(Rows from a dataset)
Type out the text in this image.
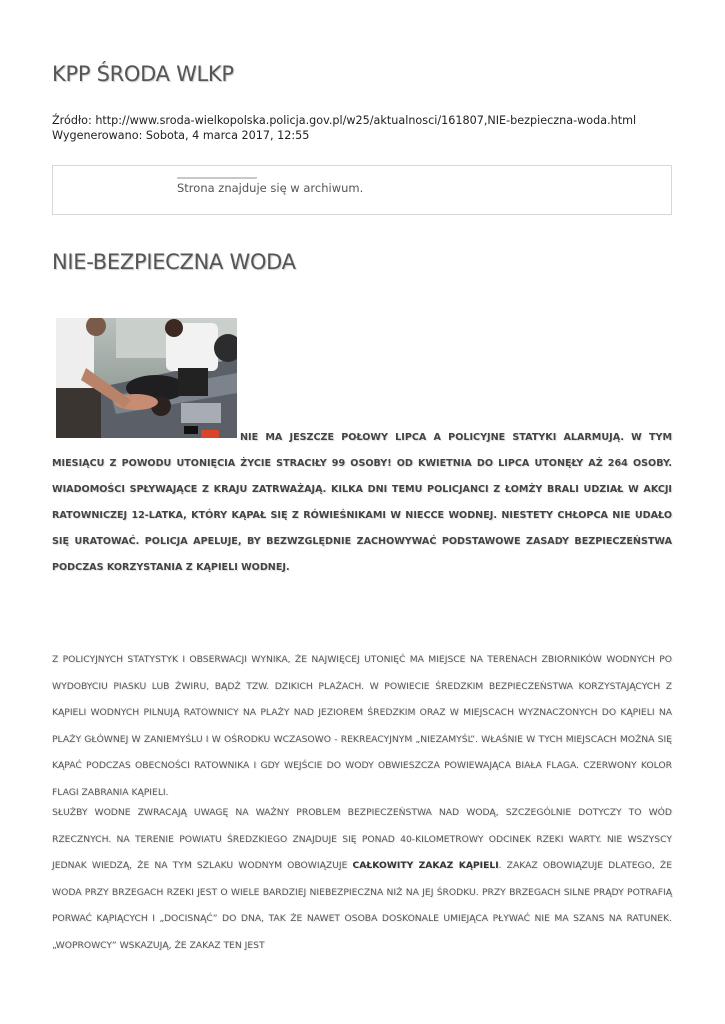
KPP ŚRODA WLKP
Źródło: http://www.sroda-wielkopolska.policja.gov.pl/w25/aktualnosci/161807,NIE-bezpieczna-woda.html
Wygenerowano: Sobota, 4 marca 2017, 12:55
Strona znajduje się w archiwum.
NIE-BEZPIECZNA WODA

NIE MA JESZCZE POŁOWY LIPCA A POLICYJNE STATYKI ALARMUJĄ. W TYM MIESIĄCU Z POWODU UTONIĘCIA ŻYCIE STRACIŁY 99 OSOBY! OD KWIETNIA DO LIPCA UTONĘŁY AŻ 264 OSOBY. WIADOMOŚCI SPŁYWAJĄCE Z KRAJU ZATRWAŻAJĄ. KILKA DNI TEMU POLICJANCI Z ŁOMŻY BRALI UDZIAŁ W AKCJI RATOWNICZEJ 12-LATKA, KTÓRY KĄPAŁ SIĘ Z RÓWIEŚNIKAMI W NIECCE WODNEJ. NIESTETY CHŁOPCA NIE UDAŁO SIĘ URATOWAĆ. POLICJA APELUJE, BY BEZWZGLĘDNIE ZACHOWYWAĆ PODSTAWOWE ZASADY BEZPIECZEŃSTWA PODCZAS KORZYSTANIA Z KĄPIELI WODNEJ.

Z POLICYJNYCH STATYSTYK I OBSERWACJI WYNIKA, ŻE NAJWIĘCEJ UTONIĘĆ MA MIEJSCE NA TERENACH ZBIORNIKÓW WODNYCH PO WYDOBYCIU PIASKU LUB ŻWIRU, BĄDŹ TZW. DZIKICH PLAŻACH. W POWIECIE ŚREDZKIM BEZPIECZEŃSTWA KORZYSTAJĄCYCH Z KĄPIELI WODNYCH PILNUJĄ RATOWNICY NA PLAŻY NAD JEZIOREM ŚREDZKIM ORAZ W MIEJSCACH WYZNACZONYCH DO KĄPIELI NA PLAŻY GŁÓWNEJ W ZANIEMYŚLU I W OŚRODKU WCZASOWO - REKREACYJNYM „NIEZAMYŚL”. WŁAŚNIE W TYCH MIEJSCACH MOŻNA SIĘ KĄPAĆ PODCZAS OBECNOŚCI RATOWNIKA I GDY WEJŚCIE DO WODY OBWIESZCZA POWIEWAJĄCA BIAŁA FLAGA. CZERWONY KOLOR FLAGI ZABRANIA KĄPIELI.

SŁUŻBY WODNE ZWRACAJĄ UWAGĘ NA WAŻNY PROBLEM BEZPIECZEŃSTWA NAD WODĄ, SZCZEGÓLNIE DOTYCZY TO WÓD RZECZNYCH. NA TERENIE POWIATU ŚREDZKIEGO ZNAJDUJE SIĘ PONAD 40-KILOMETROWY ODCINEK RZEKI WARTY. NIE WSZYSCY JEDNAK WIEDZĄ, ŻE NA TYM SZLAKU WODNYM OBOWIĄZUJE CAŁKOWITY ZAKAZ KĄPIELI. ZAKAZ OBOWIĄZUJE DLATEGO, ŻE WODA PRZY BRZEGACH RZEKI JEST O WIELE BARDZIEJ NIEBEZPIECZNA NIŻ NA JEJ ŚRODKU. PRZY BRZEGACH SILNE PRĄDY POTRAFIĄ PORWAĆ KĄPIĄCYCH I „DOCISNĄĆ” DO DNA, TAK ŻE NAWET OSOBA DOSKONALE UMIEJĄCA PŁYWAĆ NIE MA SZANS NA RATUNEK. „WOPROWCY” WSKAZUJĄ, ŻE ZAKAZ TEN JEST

_What you need to do_
Reproduce the data word for word, excluding its pictures.

_Exercise result_
Type out the text in this image.
KPP ŚRODA WLKP
Źródło: http://www.sroda-wielkopolska.policja.gov.pl/w25/aktualnosci/161807,NIE-bezpieczna-woda.html
Wygenerowano: Sobota, 4 marca 2017, 12:55
Strona znajduje się w archiwum.
NIE-BEZPIECZNA WODA

NIE MA JESZCZE POŁOWY LIPCA A POLICYJNE STATYKI ALARMUJĄ. W TYM MIESIĄCU Z POWODU UTONIĘCIA ŻYCIE STRACIŁY 99 OSOBY! OD KWIETNIA DO LIPCA UTONĘŁY AŻ 264 OSOBY. WIADOMOŚCI SPŁYWAJĄCE Z KRAJU ZATRWAŻAJĄ. KILKA DNI TEMU POLICJANCI Z ŁOMŻY BRALI UDZIAŁ W AKCJI RATOWNICZEJ 12-LATKA, KTÓRY KĄPAŁ SIĘ Z RÓWIEŚNIKAMI W NIECCE WODNEJ. NIESTETY CHŁOPCA NIE UDAŁO SIĘ URATOWAĆ. POLICJA APELUJE, BY BEZWZGLĘDNIE ZACHOWYWAĆ PODSTAWOWE ZASADY BEZPIECZEŃSTWA PODCZAS KORZYSTANIA Z KĄPIELI WODNEJ.

Z POLICYJNYCH STATYSTYK I OBSERWACJI WYNIKA, ŻE NAJWIĘCEJ UTONIĘĆ MA MIEJSCE NA TERENACH ZBIORNIKÓW WODNYCH PO WYDOBYCIU PIASKU LUB ŻWIRU, BĄDŹ TZW. DZIKICH PLAŻACH. W POWIECIE ŚREDZKIM BEZPIECZEŃSTWA KORZYSTAJĄCYCH Z KĄPIELI WODNYCH PILNUJĄ RATOWNICY NA PLAŻY NAD JEZIOREM ŚREDZKIM ORAZ W MIEJSCACH WYZNACZONYCH DO KĄPIELI NA PLAŻY GŁÓWNEJ W ZANIEMYŚLU I W OŚRODKU WCZASOWO - REKREACYJNYM „NIEZAMYŚL”. WŁAŚNIE W TYCH MIEJSCACH MOŻNA SIĘ KĄPAĆ PODCZAS OBECNOŚCI RATOWNIKA I GDY WEJŚCIE DO WODY OBWIESZCZA POWIEWAJĄCA BIAŁA FLAGA. CZERWONY KOLOR FLAGI ZABRANIA KĄPIELI.

SŁUŻBY WODNE ZWRACAJĄ UWAGĘ NA WAŻNY PROBLEM BEZPIECZEŃSTWA NAD WODĄ, SZCZEGÓLNIE DOTYCZY TO WÓD RZECZNYCH. NA TERENIE POWIATU ŚREDZKIEGO ZNAJDUJE SIĘ PONAD 40-KILOMETROWY ODCINEK RZEKI WARTY. NIE WSZYSCY JEDNAK WIEDZĄ, ŻE NA TYM SZLAKU WODNYM OBOWIĄZUJE CAŁKOWITY ZAKAZ KĄPIELI. ZAKAZ OBOWIĄZUJE DLATEGO, ŻE WODA PRZY BRZEGACH RZEKI JEST O WIELE BARDZIEJ NIEBEZPIECZNA NIŻ NA JEJ ŚRODKU. PRZY BRZEGACH SILNE PRĄDY POTRAFIĄ PORWAĆ KĄPIĄCYCH I „DOCISNĄĆ” DO DNA, TAK ŻE NAWET OSOBA DOSKONALE UMIEJĄCA PŁYWAĆ NIE MA SZANS NA RATUNEK. „WOPROWCY” WSKAZUJĄ, ŻE ZAKAZ TEN JEST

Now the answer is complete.